**EXERCISE DESCRIPTION:**
Please copy every line of the records below that holds the word "quelquefois".

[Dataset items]

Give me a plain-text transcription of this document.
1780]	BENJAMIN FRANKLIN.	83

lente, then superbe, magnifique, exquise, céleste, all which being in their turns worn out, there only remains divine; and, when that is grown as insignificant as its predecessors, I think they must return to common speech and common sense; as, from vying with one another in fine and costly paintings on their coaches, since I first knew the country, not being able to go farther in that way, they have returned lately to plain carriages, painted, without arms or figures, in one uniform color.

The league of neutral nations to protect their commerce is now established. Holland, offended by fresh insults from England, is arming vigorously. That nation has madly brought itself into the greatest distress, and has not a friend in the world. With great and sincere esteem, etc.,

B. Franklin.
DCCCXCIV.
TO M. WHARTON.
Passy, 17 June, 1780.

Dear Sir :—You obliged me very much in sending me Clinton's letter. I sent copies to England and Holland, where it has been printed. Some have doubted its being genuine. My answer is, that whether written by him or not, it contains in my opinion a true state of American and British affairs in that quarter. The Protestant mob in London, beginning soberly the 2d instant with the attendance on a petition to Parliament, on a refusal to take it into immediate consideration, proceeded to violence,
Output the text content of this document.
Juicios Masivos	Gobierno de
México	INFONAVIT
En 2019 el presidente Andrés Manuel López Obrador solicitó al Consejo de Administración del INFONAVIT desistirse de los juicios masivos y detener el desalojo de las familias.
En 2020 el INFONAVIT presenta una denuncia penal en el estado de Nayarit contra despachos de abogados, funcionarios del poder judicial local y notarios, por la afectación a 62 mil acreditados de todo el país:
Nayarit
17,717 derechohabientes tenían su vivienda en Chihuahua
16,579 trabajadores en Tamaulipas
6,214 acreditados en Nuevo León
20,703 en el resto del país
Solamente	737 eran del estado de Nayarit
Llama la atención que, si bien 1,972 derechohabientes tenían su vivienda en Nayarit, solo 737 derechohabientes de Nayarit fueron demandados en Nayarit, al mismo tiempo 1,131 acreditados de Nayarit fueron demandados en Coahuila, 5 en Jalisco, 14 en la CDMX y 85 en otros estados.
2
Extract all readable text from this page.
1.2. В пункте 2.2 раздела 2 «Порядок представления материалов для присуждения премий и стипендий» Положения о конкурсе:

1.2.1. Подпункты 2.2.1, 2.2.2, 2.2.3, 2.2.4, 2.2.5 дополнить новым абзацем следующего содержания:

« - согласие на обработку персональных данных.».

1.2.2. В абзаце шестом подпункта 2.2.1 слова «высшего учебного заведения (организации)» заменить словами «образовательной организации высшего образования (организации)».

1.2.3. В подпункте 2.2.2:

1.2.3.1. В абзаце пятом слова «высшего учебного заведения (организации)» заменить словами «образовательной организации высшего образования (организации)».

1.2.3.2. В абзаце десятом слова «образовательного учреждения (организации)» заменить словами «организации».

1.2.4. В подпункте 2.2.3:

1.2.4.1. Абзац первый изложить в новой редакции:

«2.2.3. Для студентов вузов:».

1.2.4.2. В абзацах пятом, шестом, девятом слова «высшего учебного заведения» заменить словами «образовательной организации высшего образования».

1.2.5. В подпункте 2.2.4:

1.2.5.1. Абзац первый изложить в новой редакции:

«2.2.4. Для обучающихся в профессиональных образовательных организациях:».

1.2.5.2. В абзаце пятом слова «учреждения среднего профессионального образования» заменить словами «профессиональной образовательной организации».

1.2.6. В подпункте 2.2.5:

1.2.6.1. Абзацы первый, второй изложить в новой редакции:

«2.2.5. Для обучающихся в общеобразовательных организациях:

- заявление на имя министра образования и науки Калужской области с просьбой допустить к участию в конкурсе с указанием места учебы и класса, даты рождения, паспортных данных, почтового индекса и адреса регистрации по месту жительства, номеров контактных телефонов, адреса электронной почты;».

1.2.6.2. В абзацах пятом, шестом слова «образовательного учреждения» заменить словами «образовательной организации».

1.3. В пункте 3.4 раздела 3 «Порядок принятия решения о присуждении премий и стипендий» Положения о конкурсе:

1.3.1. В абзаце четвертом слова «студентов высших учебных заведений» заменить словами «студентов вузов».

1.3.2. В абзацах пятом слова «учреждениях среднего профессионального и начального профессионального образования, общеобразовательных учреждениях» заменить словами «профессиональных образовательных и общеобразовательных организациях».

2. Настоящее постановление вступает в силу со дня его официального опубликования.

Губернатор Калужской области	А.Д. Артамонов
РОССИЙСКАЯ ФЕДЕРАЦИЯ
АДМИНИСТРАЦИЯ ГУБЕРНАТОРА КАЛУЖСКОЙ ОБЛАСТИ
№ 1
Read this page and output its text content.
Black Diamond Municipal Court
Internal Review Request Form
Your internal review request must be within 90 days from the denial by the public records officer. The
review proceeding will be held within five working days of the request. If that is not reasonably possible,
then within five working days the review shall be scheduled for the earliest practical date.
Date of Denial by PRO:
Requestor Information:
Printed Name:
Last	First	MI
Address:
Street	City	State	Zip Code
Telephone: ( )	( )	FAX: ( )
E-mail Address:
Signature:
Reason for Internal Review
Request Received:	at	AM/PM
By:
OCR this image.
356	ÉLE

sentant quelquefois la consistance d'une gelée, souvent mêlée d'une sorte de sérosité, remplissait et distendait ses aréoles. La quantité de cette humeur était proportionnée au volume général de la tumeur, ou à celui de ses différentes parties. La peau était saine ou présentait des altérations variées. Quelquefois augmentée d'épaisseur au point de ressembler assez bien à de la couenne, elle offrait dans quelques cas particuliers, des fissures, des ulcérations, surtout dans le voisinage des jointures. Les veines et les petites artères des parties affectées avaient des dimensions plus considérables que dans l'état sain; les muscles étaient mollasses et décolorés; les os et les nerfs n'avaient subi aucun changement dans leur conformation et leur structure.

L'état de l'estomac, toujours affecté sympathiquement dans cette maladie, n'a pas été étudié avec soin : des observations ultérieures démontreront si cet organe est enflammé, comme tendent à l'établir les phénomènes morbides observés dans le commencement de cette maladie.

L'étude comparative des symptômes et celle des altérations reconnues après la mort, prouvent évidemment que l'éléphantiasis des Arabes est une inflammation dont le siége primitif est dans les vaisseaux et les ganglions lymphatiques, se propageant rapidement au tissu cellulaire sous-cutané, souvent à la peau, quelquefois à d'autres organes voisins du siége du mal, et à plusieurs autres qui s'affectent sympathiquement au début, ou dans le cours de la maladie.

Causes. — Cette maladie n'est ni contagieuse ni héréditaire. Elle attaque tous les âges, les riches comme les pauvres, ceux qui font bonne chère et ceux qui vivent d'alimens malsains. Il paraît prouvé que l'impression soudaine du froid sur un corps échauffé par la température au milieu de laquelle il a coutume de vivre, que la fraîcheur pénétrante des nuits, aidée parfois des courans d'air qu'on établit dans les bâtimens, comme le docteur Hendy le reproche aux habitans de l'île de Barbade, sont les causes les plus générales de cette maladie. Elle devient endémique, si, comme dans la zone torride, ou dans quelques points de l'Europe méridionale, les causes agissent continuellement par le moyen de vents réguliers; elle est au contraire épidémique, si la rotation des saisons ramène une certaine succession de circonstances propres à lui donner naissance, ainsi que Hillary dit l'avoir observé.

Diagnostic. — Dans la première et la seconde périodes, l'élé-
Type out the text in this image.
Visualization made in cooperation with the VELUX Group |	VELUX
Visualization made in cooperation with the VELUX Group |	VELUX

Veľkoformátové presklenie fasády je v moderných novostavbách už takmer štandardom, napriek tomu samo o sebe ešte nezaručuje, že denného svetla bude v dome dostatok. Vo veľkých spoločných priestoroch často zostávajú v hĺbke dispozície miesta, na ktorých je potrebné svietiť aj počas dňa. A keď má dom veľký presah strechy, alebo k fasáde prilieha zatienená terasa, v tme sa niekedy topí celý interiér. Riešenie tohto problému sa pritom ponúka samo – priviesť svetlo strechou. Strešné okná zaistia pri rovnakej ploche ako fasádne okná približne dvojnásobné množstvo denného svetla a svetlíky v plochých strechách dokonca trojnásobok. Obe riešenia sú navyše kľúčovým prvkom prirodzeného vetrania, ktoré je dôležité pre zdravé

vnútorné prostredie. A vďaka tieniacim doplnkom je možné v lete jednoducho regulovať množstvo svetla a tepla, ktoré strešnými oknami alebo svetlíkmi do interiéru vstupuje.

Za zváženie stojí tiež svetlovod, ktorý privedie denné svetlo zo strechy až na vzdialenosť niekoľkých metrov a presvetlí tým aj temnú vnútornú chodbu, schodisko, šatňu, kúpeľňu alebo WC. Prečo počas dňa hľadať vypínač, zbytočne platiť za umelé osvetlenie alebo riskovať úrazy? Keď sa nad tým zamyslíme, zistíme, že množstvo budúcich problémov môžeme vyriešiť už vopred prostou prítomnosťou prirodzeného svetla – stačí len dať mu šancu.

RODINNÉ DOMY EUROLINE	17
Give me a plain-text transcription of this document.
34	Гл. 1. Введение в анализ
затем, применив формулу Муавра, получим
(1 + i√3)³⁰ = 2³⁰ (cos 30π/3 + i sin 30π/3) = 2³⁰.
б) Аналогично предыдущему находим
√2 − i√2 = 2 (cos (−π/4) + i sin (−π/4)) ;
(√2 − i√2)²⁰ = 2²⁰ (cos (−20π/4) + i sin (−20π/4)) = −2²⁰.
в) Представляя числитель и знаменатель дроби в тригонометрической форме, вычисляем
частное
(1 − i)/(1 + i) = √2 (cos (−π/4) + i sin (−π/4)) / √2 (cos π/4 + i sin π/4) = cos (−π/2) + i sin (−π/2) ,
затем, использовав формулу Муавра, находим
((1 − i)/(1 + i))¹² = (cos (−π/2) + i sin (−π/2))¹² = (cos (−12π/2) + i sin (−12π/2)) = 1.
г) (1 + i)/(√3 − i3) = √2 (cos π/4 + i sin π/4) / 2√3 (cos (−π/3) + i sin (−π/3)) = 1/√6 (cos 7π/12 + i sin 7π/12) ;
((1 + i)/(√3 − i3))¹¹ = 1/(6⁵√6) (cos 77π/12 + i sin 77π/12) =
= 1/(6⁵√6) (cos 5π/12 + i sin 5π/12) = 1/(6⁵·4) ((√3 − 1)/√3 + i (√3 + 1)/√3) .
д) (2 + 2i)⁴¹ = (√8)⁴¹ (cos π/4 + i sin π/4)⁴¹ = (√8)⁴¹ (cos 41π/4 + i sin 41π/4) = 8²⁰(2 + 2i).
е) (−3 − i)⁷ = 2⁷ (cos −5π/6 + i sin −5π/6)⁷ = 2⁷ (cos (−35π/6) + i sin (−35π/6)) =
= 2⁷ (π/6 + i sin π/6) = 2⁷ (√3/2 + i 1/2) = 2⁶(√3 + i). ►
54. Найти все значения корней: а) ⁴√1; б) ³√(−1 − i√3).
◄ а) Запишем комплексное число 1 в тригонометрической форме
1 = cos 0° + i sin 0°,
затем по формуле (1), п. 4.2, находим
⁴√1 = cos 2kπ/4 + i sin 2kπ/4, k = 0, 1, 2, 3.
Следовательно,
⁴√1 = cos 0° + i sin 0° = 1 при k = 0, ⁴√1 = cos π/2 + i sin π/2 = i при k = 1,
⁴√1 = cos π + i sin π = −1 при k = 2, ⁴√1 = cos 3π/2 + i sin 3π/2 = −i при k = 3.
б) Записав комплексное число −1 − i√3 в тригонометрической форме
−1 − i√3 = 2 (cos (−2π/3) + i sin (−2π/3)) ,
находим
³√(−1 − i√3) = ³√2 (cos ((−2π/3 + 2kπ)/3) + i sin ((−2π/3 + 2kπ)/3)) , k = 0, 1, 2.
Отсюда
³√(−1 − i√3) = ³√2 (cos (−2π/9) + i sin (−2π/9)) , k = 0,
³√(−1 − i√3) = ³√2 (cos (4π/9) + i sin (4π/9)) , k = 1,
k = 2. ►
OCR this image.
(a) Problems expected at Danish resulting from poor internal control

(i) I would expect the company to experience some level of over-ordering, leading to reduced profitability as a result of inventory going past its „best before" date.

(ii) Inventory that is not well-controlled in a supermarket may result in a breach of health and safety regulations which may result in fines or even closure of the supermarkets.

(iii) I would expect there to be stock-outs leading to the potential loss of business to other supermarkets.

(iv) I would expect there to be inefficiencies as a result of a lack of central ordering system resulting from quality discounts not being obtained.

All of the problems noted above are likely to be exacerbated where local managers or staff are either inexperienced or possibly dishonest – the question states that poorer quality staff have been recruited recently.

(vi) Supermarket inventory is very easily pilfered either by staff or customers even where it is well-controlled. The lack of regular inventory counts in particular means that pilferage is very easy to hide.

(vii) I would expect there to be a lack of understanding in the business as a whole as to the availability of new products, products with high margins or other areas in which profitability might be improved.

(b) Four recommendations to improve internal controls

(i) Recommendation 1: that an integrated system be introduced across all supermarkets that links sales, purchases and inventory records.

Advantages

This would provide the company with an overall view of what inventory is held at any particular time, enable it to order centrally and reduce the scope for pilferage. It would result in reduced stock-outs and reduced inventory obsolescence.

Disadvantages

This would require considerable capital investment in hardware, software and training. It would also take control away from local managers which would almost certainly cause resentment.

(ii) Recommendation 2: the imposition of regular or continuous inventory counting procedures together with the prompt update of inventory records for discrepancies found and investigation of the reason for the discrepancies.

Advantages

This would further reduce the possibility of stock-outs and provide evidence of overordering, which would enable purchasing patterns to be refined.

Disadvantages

**THE OUTPUT:**
sentant quelquefois la consistance d'une gelée, souvent mêlée d'une sorte de sérosité, remplissait et distendait ses aréoles. La quantité de cette humeur était proportionnée au volume général de la tumeur, ou à celui de ses différentes parties. La peau était saine ou présentait des altérations variées. Quelquefois augmentée d'épaisseur au point de ressembler assez bien à de la couenne, elle offrait dans quelques cas particuliers, des fissures, des ulcérations, surtout dans le voisinage des jointures. Les veines et les petites artères des parties affectées avaient des dimensions plus considérables que dans l'état sain; les muscles étaient mollasses et décolorés; les os et les nerfs n'avaient subi aucun changement dans leur conformation et leur structure.
L'étude comparative des symptômes et celle des altérations reconnues après la mort, prouvent évidemment que l'éléphantiasis des Arabes est une inflammation dont le siége primitif est dans les vaisseaux et les ganglions lymphatiques, se propageant rapidement au tissu cellulaire sous-cutané, souvent à la peau, quelquefois à d'autres organes voisins du siége du mal, et à plusieurs autres qui s'affectent sympathiquement au début, ou dans le cours de la maladie.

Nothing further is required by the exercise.